● **Problem statement**
Can you transcribe every record below exactly as it appears?
## BEGIN Working data
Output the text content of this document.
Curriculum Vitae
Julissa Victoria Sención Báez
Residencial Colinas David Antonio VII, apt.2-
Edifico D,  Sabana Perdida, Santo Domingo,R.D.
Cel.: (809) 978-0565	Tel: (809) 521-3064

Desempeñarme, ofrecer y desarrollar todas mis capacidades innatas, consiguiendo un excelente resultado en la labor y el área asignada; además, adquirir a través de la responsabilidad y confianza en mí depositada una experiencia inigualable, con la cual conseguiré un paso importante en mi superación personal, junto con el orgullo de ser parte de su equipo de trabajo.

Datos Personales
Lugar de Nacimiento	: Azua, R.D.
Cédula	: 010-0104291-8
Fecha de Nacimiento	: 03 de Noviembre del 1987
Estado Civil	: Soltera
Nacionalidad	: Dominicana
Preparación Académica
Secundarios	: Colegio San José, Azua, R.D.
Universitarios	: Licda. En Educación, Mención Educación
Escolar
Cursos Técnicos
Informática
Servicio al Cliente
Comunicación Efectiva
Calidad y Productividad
## END Working data
● **Result for this exercise**
Output the text content of this document.
Curriculum Vitae
Julissa Victoria Sención Báez
Residencial Colinas David Antonio VII, apt.2-
Edifico D,  Sabana Perdida, Santo Domingo,R.D.
Cel.: (809) 978-0565	Tel: (809) 521-3064

Desempeñarme, ofrecer y desarrollar todas mis capacidades innatas, consiguiendo un excelente resultado en la labor y el área asignada; además, adquirir a través de la responsabilidad y confianza en mí depositada una experiencia inigualable, con la cual conseguiré un paso importante en mi superación personal, junto con el orgullo de ser parte de su equipo de trabajo.

Datos Personales
Lugar de Nacimiento	: Azua, R.D.
Cédula	: 010-0104291-8
Fecha de Nacimiento	: 03 de Noviembre del 1987
Estado Civil	: Soltera
Nacionalidad	: Dominicana
Preparación Académica
Secundarios	: Colegio San José, Azua, R.D.
Universitarios	: Licda. En Educación, Mención Educación
Escolar
Cursos Técnicos
Informática
Servicio al Cliente
Comunicación Efectiva
Calidad y Productividad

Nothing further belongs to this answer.